_Goal_:
Gather every line holding the string "icon".

(Stored entries)
----

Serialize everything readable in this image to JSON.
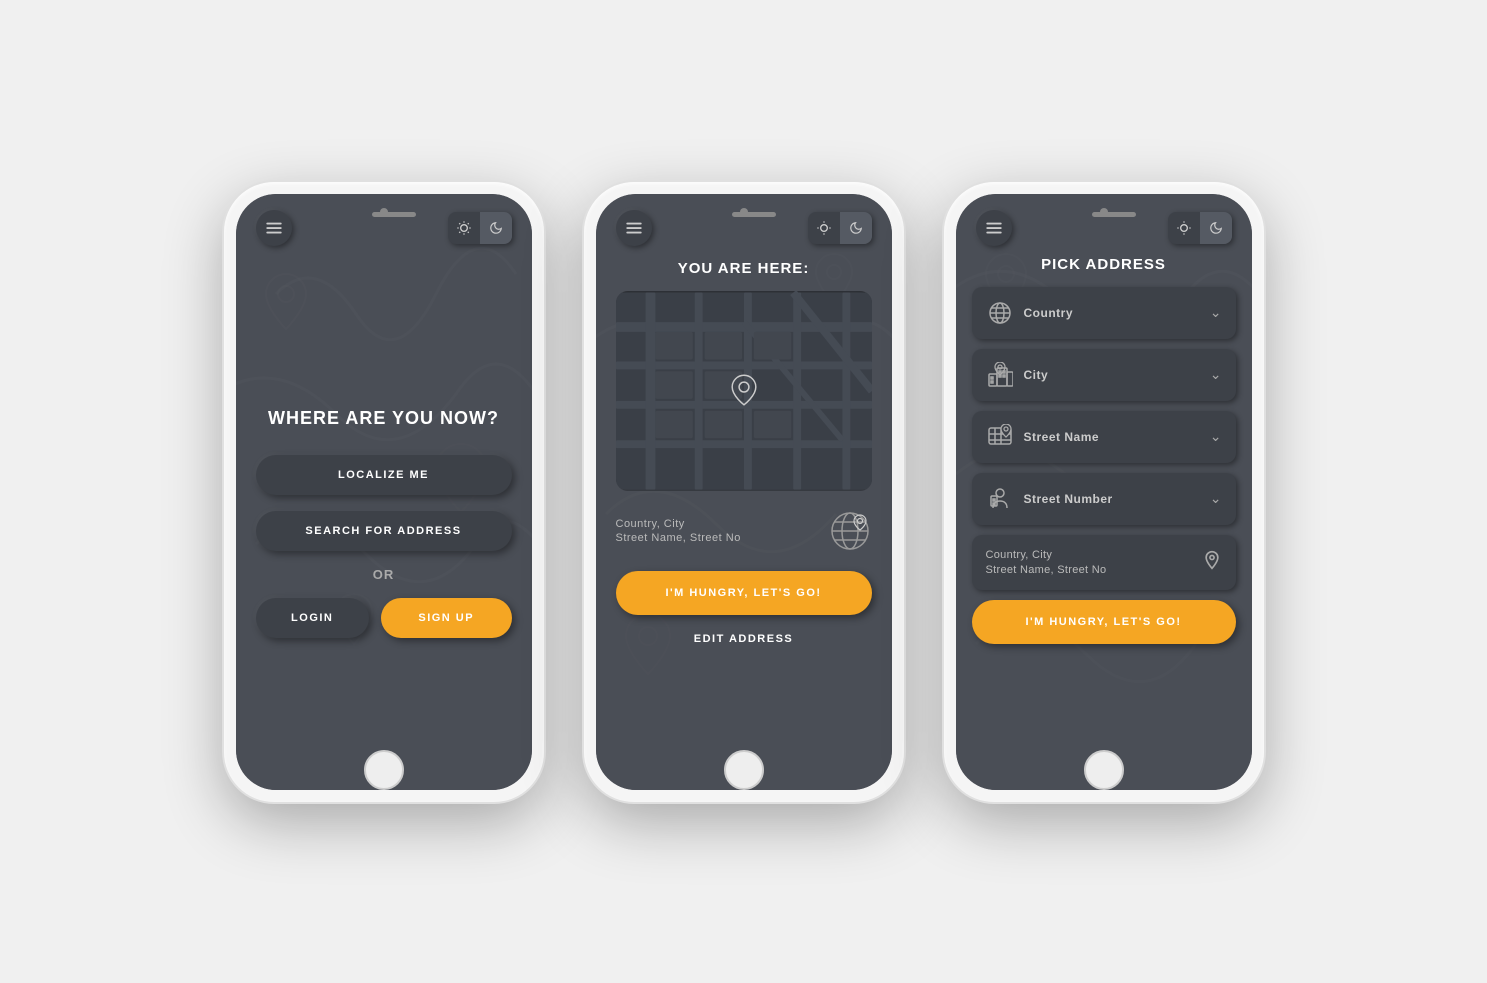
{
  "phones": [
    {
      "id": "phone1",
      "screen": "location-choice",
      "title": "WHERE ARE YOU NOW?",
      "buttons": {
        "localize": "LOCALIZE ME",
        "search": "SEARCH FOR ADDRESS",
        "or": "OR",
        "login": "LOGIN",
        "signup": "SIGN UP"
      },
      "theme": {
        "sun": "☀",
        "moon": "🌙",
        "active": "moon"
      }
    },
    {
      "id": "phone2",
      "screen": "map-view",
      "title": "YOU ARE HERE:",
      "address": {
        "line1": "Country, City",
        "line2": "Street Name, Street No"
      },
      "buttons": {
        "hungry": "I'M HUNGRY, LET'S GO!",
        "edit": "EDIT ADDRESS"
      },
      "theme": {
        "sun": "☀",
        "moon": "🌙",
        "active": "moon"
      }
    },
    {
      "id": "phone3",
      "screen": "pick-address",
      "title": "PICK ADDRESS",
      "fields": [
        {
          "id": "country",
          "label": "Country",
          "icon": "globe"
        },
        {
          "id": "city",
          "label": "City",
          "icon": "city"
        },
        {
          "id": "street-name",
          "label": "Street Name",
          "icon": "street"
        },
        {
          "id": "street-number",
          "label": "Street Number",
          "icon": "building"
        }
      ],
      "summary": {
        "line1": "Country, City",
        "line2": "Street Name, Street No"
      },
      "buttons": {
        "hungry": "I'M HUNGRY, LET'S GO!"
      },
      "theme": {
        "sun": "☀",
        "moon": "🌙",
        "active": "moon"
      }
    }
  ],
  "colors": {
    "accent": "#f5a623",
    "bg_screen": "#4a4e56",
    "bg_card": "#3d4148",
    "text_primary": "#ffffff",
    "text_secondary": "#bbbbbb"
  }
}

----

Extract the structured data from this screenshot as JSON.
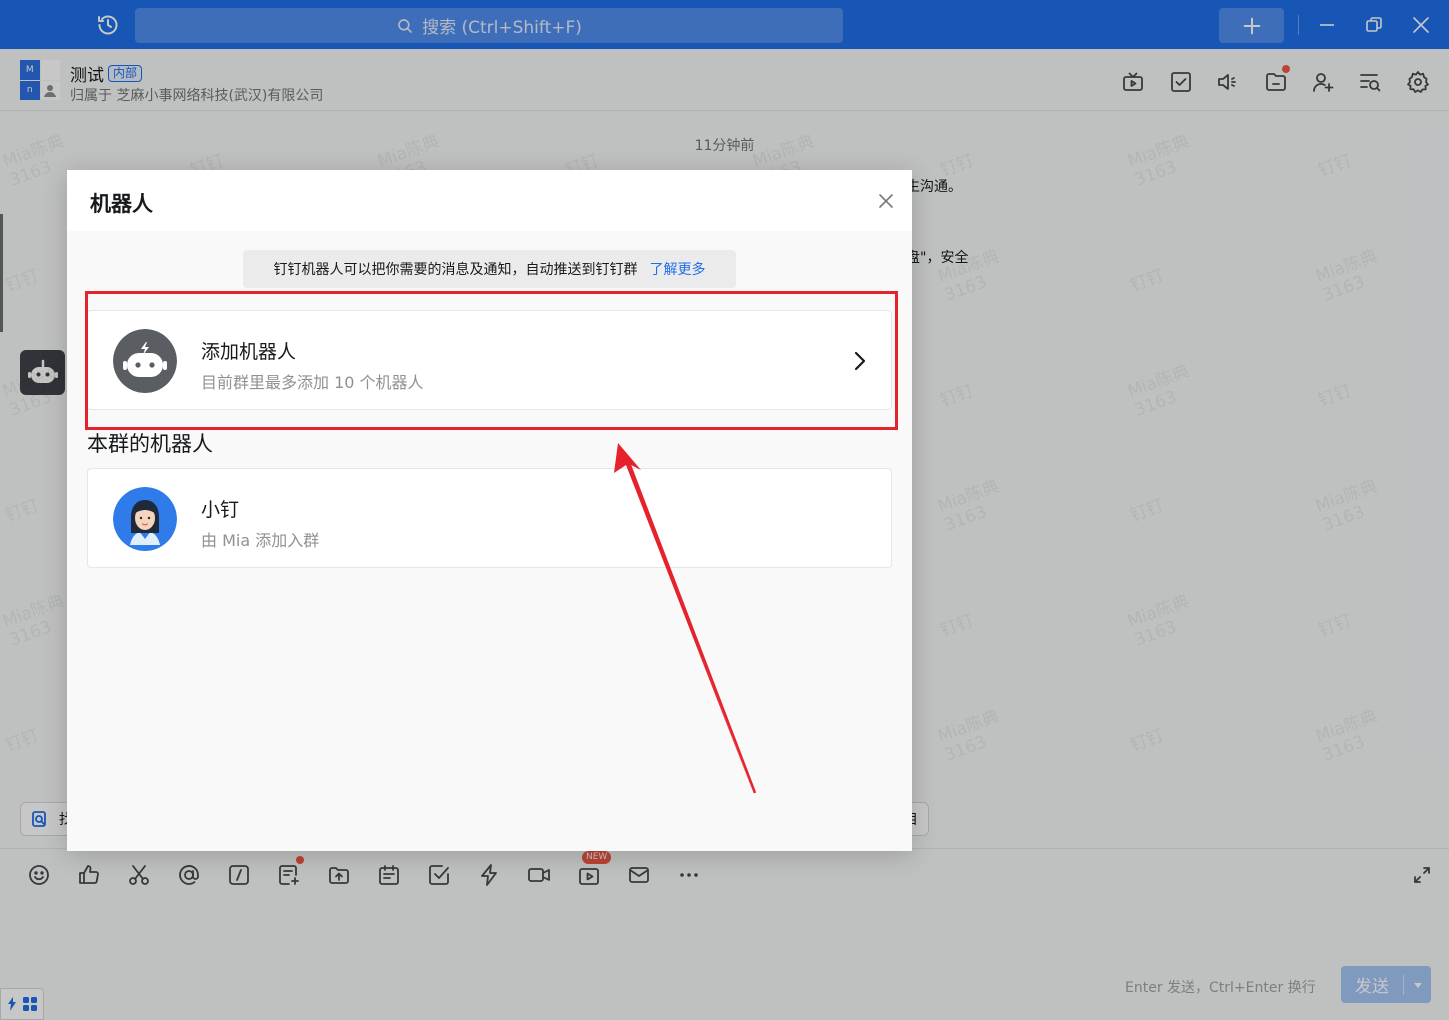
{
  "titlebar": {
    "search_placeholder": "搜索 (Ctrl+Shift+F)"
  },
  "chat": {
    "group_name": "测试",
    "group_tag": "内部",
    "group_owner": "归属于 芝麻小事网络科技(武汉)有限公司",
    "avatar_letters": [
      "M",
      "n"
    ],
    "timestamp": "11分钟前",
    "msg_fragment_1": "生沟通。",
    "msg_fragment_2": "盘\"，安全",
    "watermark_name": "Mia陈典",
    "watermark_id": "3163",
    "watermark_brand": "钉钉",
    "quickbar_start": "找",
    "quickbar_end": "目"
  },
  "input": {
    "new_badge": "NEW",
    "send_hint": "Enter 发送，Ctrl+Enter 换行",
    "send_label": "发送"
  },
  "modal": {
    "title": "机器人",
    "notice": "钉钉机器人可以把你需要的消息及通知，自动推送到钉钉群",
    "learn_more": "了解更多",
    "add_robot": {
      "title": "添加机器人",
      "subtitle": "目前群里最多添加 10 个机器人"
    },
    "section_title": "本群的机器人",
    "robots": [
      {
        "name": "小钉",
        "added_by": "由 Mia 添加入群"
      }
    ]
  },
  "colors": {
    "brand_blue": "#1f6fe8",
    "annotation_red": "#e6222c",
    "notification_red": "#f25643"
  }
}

----

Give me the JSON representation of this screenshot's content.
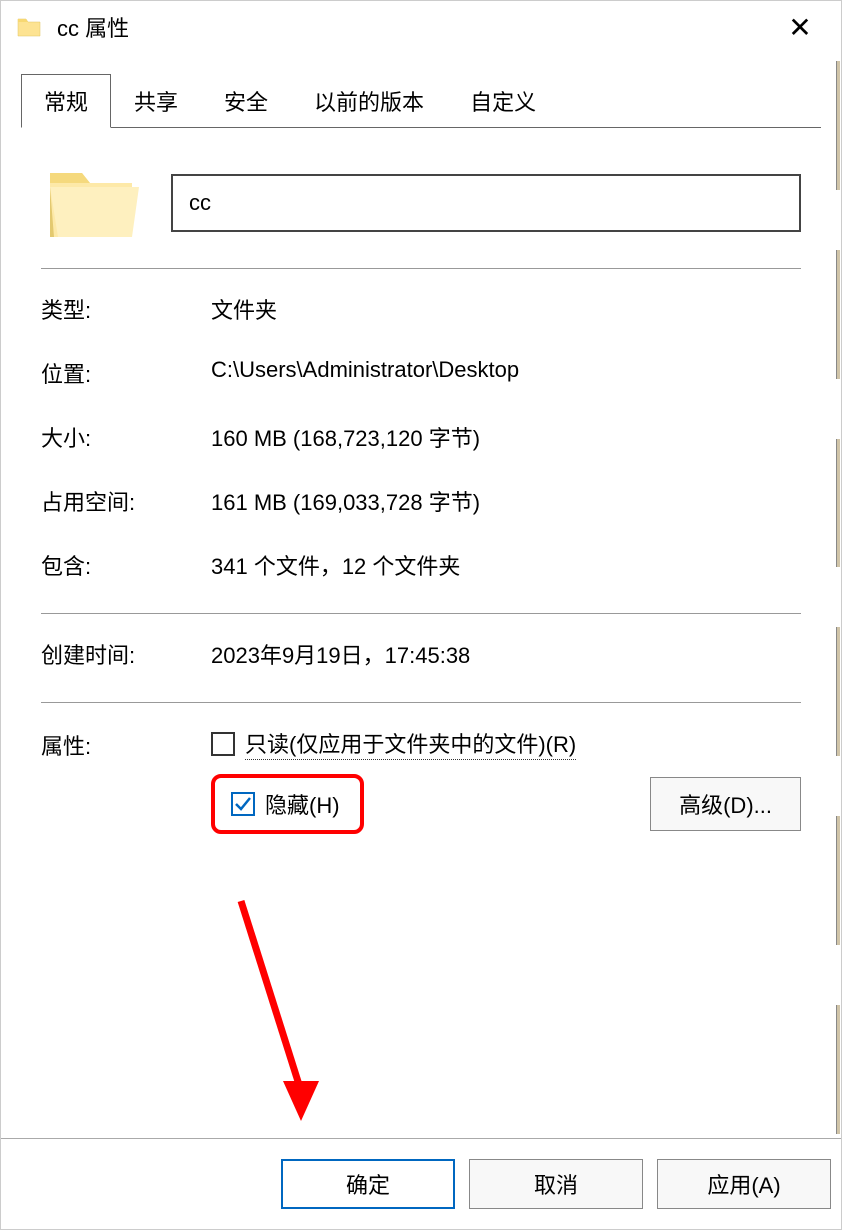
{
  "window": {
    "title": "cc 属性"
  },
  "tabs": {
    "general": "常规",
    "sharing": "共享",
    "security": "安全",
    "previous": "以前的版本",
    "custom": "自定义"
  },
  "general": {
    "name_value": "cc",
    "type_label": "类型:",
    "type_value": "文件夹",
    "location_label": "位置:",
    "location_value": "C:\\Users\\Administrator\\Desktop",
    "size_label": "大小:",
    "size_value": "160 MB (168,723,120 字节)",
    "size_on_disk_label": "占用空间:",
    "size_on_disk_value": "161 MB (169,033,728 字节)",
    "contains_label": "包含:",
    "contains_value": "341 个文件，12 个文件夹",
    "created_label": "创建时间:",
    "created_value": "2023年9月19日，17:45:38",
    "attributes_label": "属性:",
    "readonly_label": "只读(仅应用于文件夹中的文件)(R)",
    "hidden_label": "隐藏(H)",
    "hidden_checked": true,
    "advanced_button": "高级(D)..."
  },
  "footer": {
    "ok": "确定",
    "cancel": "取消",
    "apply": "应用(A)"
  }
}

----

_Completed task_:
          "icon": "globe"
          "icon": "city"
          "icon": "street"
          "icon": "building"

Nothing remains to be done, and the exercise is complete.